=== Dataset content ===
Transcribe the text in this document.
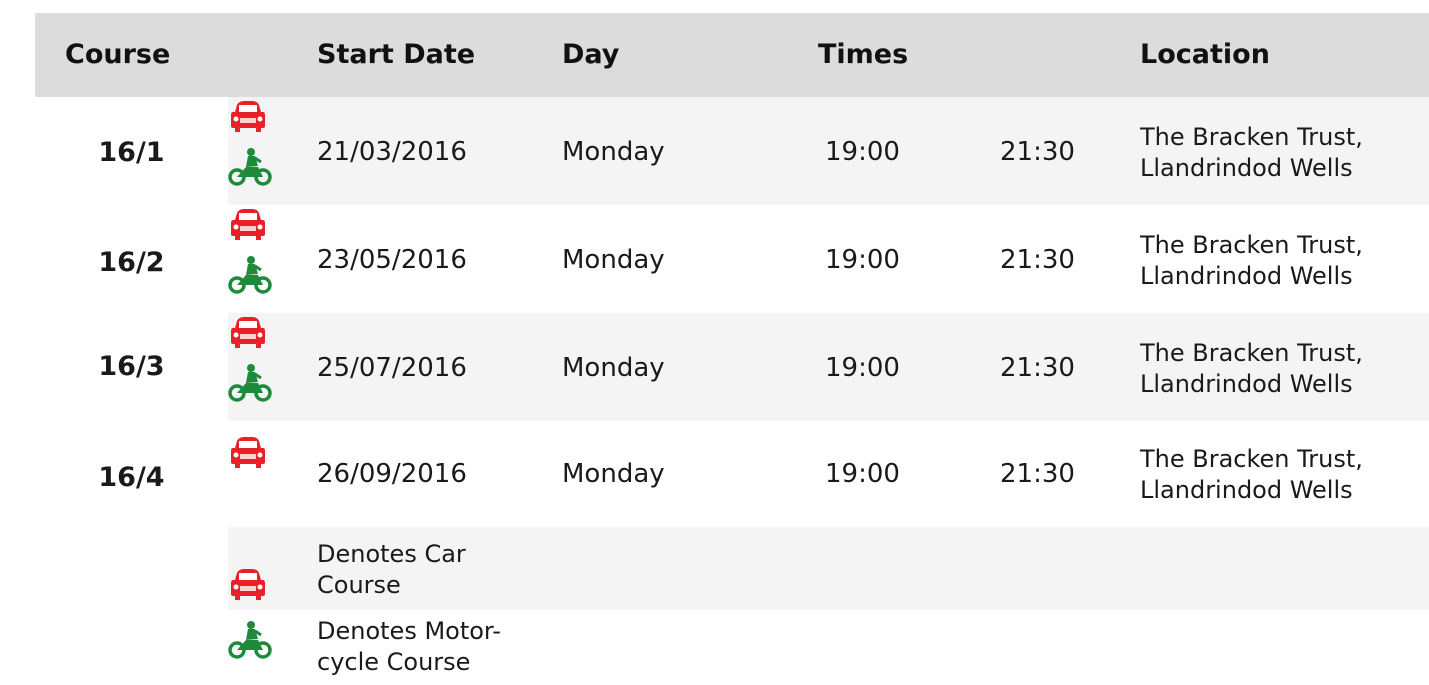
Course	Start Date	Day	Times	Location
16/1	21/03/2016	Monday	19:00	21:30	The Bracken Trust,
Llandrindod Wells
16/2	23/05/2016	Monday	19:00	21:30	The Bracken Trust,
Llandrindod Wells
16/3	25/07/2016	Monday	19:00	21:30	The Bracken Trust,
Llandrindod Wells
16/4	26/09/2016	Monday	19:00	21:30	The Bracken Trust,
Llandrindod Wells
Denotes Car
Course
Denotes Motor-
cycle Course
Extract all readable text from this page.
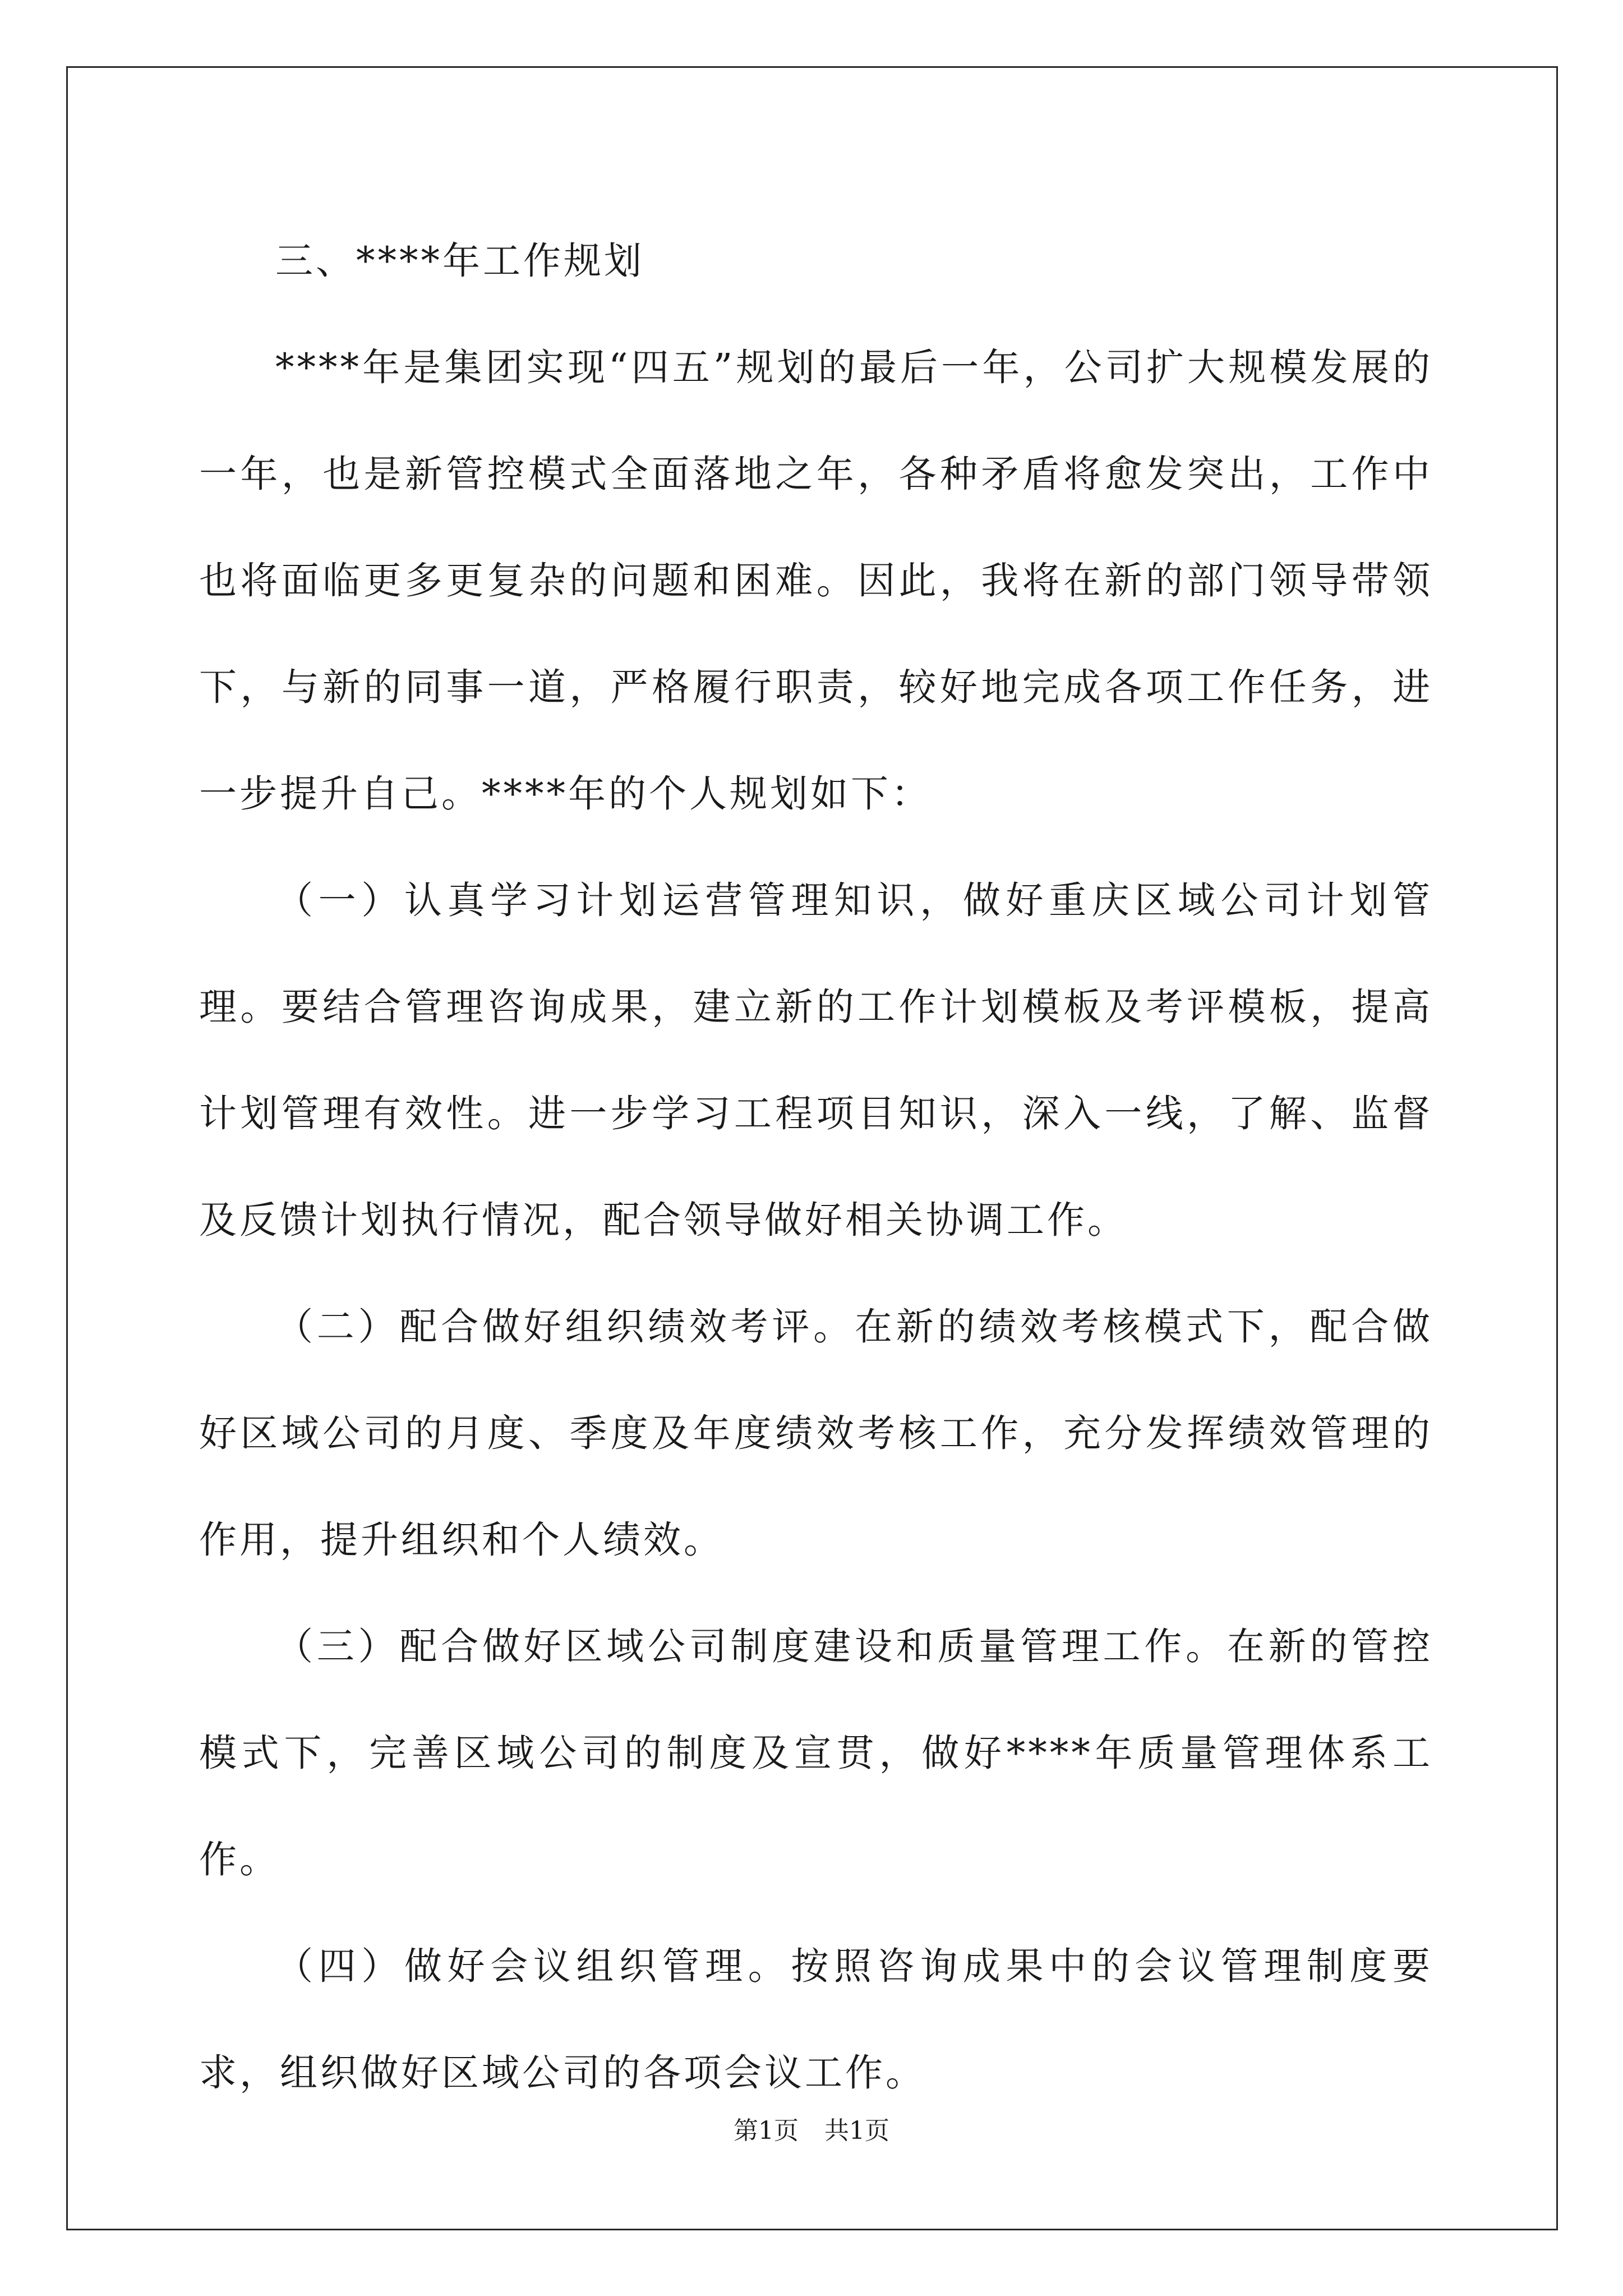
三、****年工作规划

****年是集团实现“四五”规划的最后一年，公司扩大规模发展的一年，也是新管控模式全面落地之年，各种矛盾将愈发突出，工作中也将面临更多更复杂的问题和困难。因此，我将在新的部门领导带领下，与新的同事一道，严格履行职责，较好地完成各项工作任务，进一步提升自己。****年的个人规划如下：

（一）认真学习计划运营管理知识，做好重庆区域公司计划管理。要结合管理咨询成果，建立新的工作计划模板及考评模板，提高计划管理有效性。进一步学习工程项目知识，深入一线，了解、监督及反馈计划执行情况，配合领导做好相关协调工作。

（二）配合做好组织绩效考评。在新的绩效考核模式下，配合做好区域公司的月度、季度及年度绩效考核工作，充分发挥绩效管理的作用，提升组织和个人绩效。

（三）配合做好区域公司制度建设和质量管理工作。在新的管控模式下，完善区域公司的制度及宣贯，做好****年质量管理体系工作。

（四）做好会议组织管理。按照咨询成果中的会议管理制度要求，组织做好区域公司的各项会议工作。

第1页 共1页
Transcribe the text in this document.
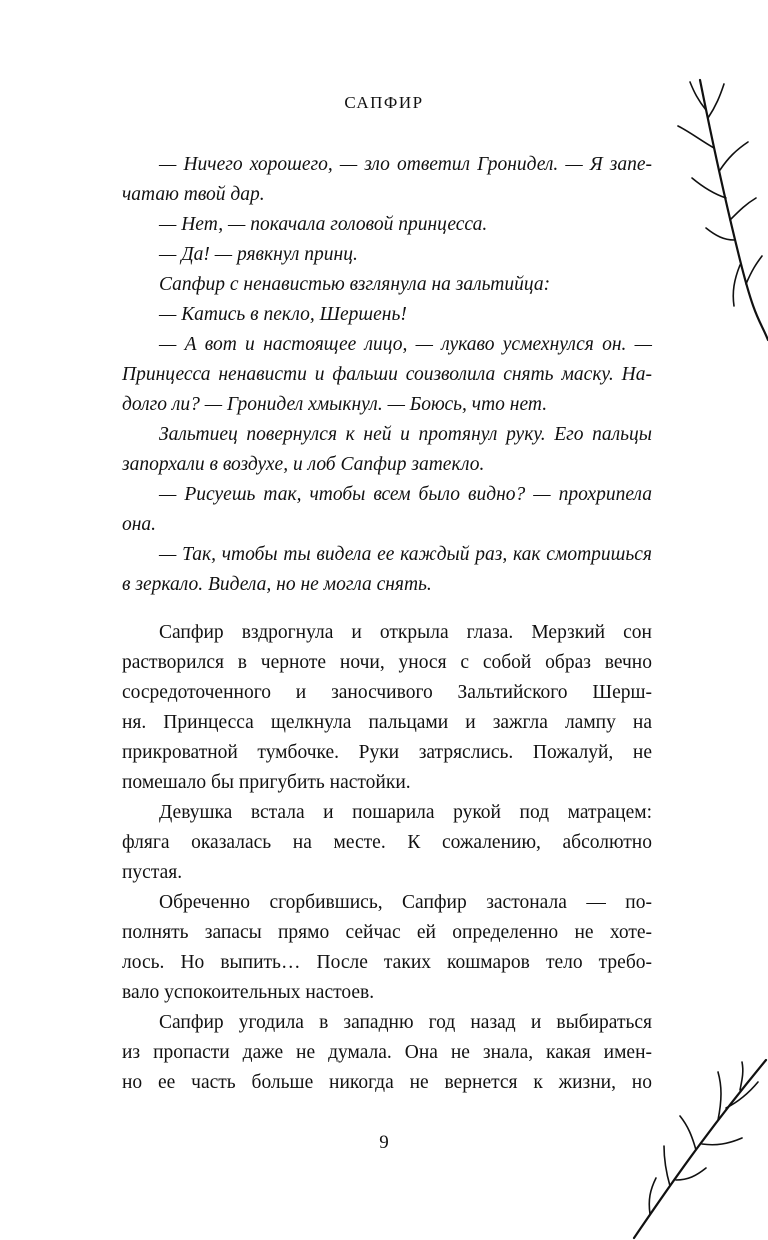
САПФИР
— Ничего хорошего, — зло ответил Гронидел. — Я запе-
чатаю твой дар.
— Нет, — покачала головой принцесса.
— Да! — рявкнул принц.
Сапфир с ненавистью взглянула на зальтийца:
— Катись в пекло, Шершень!
— А вот и настоящее лицо, — лукаво усмехнулся он. —
Принцесса ненависти и фальши соизволила снять маску. На-
долго ли? — Гронидел хмыкнул. — Боюсь, что нет.
Зальтиец повернулся к ней и протянул руку. Его пальцы
запорхали в воздухе, и лоб Сапфир затекло.
— Рисуешь так, чтобы всем было видно? — прохрипела
она.
— Так, чтобы ты видела ее каждый раз, как смотришься
в зеркало. Видела, но не могла снять.
Сапфир вздрогнула и открыла глаза. Мерзкий сон
растворился в черноте ночи, унося с собой образ вечно
сосредоточенного и заносчивого Зальтийского Шерш-
ня. Принцесса щелкнула пальцами и зажгла лампу на
прикроватной тумбочке. Руки затряслись. Пожалуй, не
помешало бы пригубить настойки.
Девушка встала и пошарила рукой под матрацем:
фляга оказалась на месте. К сожалению, абсолютно
пустая.
Обреченно сгорбившись, Сапфир застонала — по-
полнять запасы прямо сейчас ей определенно не хоте-
лось. Но выпить… После таких кошмаров тело требо-
вало успокоительных настоев.
Сапфир угодила в западню год назад и выбираться
из пропасти даже не думала. Она не знала, какая имен-
но ее часть больше никогда не вернется к жизни, но
9
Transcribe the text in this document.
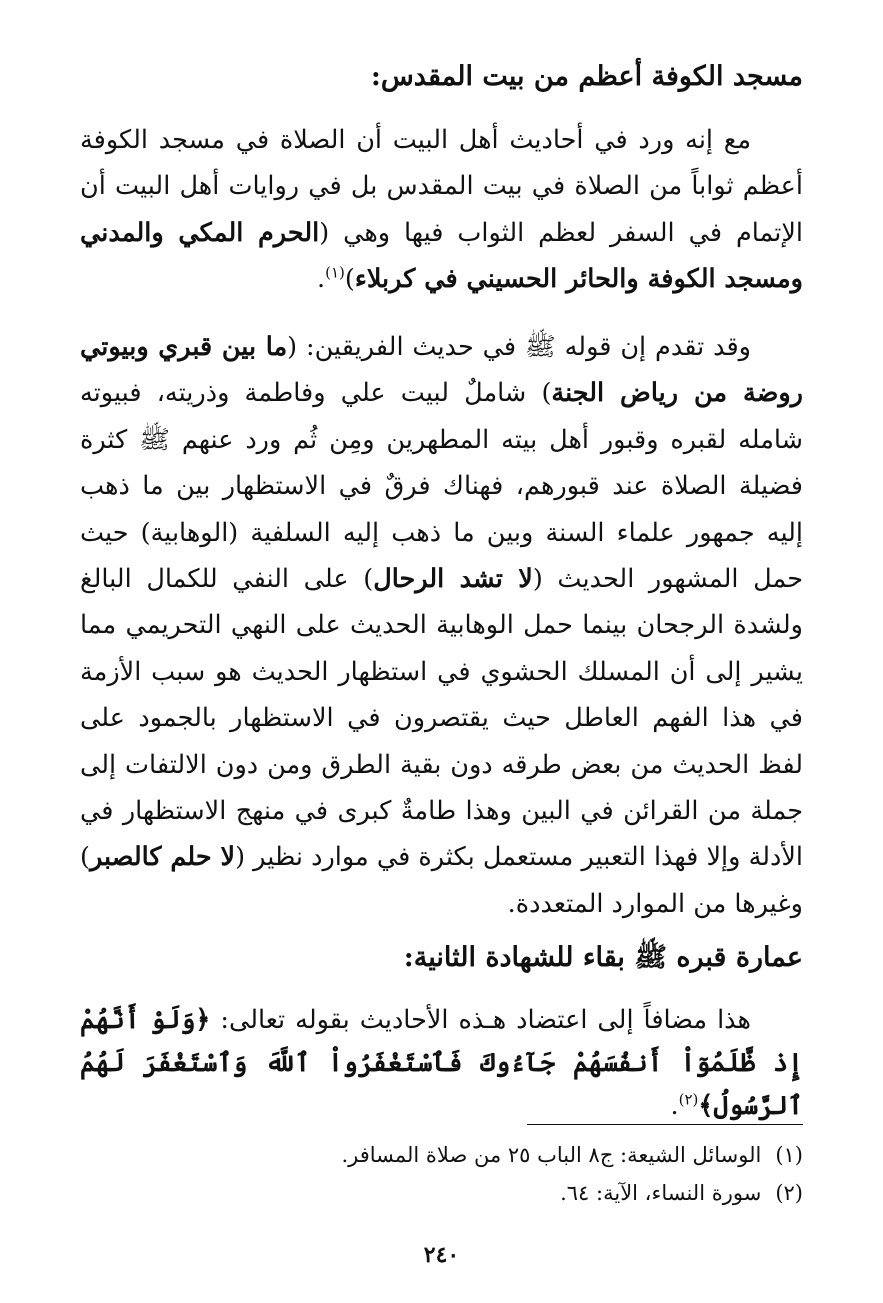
مسجد الكوفة أعظم من بيت المقدس:
مع إنه ورد في أحاديث أهل البيت أن الصلاة في مسجد الكوفة أعظم ثواباً من الصلاة في بيت المقدس بل في روايات أهل البيت أن الإتمام في السفر لعظم الثواب فيها وهي (الحرم المكي والمدني ومسجد الكوفة والحائر الحسيني في كربلاء)$^{(١)}$.
وقد تقدم إن قوله ﷺ في حديث الفريقين: (ما بين قبري وبيوتي روضة من رياض الجنة) شاملٌ لبيت علي وفاطمة وذريته، فبيوته شامله لقبره وقبور أهل بيته المطهرين ومِن ثُم ورد عنهم ﷺ كثرة فضيلة الصلاة عند قبورهم، فهناك فرقٌ في الاستظهار بين ما ذهب إليه جمهور علماء السنة وبين ما ذهب إليه السلفية (الوهابية) حيث حمل المشهور الحديث (لا تشد الرحال) على النفي للكمال البالغ ولشدة الرجحان بينما حمل الوهابية الحديث على النهي التحريمي مما يشير إلى أن المسلك الحشوي في استظهار الحديث هو سبب الأزمة في هذا الفهم العاطل حيث يقتصرون في الاستظهار بالجمود على لفظ الحديث من بعض طرقه دون بقية الطرق ومن دون الالتفات إلى جملة من القرائن في البين وهذا طامةٌ كبرى في منهج الاستظهار في الأدلة وإلا فهذا التعبير مستعمل بكثرة في موارد نظير (لا حلم كالصبر) وغيرها من الموارد المتعددة.
عمارة قبره ﷺ بقاء للشهادة الثانية:
هذا مضافاً إلى اعتضاد هـذه الأحاديث بقوله تعالى: ﴿وَلَوْ أَنَّهُمْ إِذ ظَّلَمُوٓاْ أَنفُسَهُمْ جَآءُوكَ فَٱسْتَغْفَرُواْ ٱللَّهَ وَٱسْتَغْفَرَ لَهُمُ ٱلرَّسُولُ﴾$^{(٢)}$.
(١)الوسائل الشيعة: ج٨ الباب ٢٥ من صلاة المسافر.
(٢)سورة النساء، الآية: ٦٤.
٢٤٠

=== Task to carry out ===
Every entry above is to be set down exactly; the pictures are to be left out.

=== The completed task ===
Transcribe the text in this document.
Course	Start Date	Day	Times	Location
16/1	21/03/2016	Monday	19:00	21:30	The Bracken Trust,
Llandrindod Wells
16/2	23/05/2016	Monday	19:00	21:30	The Bracken Trust,
Llandrindod Wells
16/3	25/07/2016	Monday	19:00	21:30	The Bracken Trust,
Llandrindod Wells
16/4	26/09/2016	Monday	19:00	21:30	The Bracken Trust,
Llandrindod Wells
Denotes Car
Course
Denotes Motor-
cycle Course
Extract all readable text from this page.
三、****年工作规划

****年是集团实现“四五”规划的最后一年，公司扩大规模发展的一年，也是新管控模式全面落地之年，各种矛盾将愈发突出，工作中也将面临更多更复杂的问题和困难。因此，我将在新的部门领导带领下，与新的同事一道，严格履行职责，较好地完成各项工作任务，进一步提升自己。****年的个人规划如下：

（一）认真学习计划运营管理知识，做好重庆区域公司计划管理。要结合管理咨询成果，建立新的工作计划模板及考评模板，提高计划管理有效性。进一步学习工程项目知识，深入一线，了解、监督及反馈计划执行情况，配合领导做好相关协调工作。

（二）配合做好组织绩效考评。在新的绩效考核模式下，配合做好区域公司的月度、季度及年度绩效考核工作，充分发挥绩效管理的作用，提升组织和个人绩效。

（三）配合做好区域公司制度建设和质量管理工作。在新的管控模式下，完善区域公司的制度及宣贯，做好****年质量管理体系工作。

（四）做好会议组织管理。按照咨询成果中的会议管理制度要求，组织做好区域公司的各项会议工作。

第1页 共1页
Transcribe the text in this document.
САПФИР
— Ничего хорошего, — зло ответил Гронидел. — Я запе-
чатаю твой дар.
— Нет, — покачала головой принцесса.
— Да! — рявкнул принц.
Сапфир с ненавистью взглянула на зальтийца:
— Катись в пекло, Шершень!
— А вот и настоящее лицо, — лукаво усмехнулся он. —
Принцесса ненависти и фальши соизволила снять маску. На-
долго ли? — Гронидел хмыкнул. — Боюсь, что нет.
Зальтиец повернулся к ней и протянул руку. Его пальцы
запорхали в воздухе, и лоб Сапфир затекло.
— Рисуешь так, чтобы всем было видно? — прохрипела
она.
— Так, чтобы ты видела ее каждый раз, как смотришься
в зеркало. Видела, но не могла снять.
Сапфир вздрогнула и открыла глаза. Мерзкий сон
растворился в черноте ночи, унося с собой образ вечно
сосредоточенного и заносчивого Зальтийского Шерш-
ня. Принцесса щелкнула пальцами и зажгла лампу на
прикроватной тумбочке. Руки затряслись. Пожалуй, не
помешало бы пригубить настойки.
Девушка встала и пошарила рукой под матрацем:
фляга оказалась на месте. К сожалению, абсолютно
пустая.
Обреченно сгорбившись, Сапфир застонала — по-
полнять запасы прямо сейчас ей определенно не хоте-
лось. Но выпить… После таких кошмаров тело требо-
вало успокоительных настоев.
Сапфир угодила в западню год назад и выбираться
из пропасти даже не думала. Она не знала, какая имен-
но ее часть больше никогда не вернется к жизни, но
9
Transcribe the text in this document.
مسجد الكوفة أعظم من بيت المقدس:
مع إنه ورد في أحاديث أهل البيت أن الصلاة في مسجد الكوفة أعظم ثواباً من الصلاة في بيت المقدس بل في روايات أهل البيت أن الإتمام في السفر لعظم الثواب فيها وهي (الحرم المكي والمدني ومسجد الكوفة والحائر الحسيني في كربلاء)$^{(١)}$.
وقد تقدم إن قوله ﷺ في حديث الفريقين: (ما بين قبري وبيوتي روضة من رياض الجنة) شاملٌ لبيت علي وفاطمة وذريته، فبيوته شامله لقبره وقبور أهل بيته المطهرين ومِن ثُم ورد عنهم ﷺ كثرة فضيلة الصلاة عند قبورهم، فهناك فرقٌ في الاستظهار بين ما ذهب إليه جمهور علماء السنة وبين ما ذهب إليه السلفية (الوهابية) حيث حمل المشهور الحديث (لا تشد الرحال) على النفي للكمال البالغ ولشدة الرجحان بينما حمل الوهابية الحديث على النهي التحريمي مما يشير إلى أن المسلك الحشوي في استظهار الحديث هو سبب الأزمة في هذا الفهم العاطل حيث يقتصرون في الاستظهار بالجمود على لفظ الحديث من بعض طرقه دون بقية الطرق ومن دون الالتفات إلى جملة من القرائن في البين وهذا طامةٌ كبرى في منهج الاستظهار في الأدلة وإلا فهذا التعبير مستعمل بكثرة في موارد نظير (لا حلم كالصبر) وغيرها من الموارد المتعددة.
عمارة قبره ﷺ بقاء للشهادة الثانية:
هذا مضافاً إلى اعتضاد هـذه الأحاديث بقوله تعالى: ﴿وَلَوْ أَنَّهُمْ إِذ ظَّلَمُوٓاْ أَنفُسَهُمْ جَآءُوكَ فَٱسْتَغْفَرُواْ ٱللَّهَ وَٱسْتَغْفَرَ لَهُمُ ٱلرَّسُولُ﴾$^{(٢)}$.
(١)الوسائل الشيعة: ج٨ الباب ٢٥ من صلاة المسافر.
(٢)سورة النساء، الآية: ٦٤.
٢٤٠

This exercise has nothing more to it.